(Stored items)
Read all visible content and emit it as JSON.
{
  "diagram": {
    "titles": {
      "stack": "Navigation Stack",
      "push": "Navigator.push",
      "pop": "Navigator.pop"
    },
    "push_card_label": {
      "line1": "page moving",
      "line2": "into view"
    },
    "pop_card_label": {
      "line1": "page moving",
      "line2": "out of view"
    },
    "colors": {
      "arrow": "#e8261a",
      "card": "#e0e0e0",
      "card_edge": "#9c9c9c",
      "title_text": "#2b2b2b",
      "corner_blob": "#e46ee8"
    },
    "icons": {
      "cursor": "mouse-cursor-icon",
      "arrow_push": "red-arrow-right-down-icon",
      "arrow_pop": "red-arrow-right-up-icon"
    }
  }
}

* _Goal of the exercise_
Only the number is needed: state how many lines in the listing contain "Navigator".

* _Answer to the problem_
2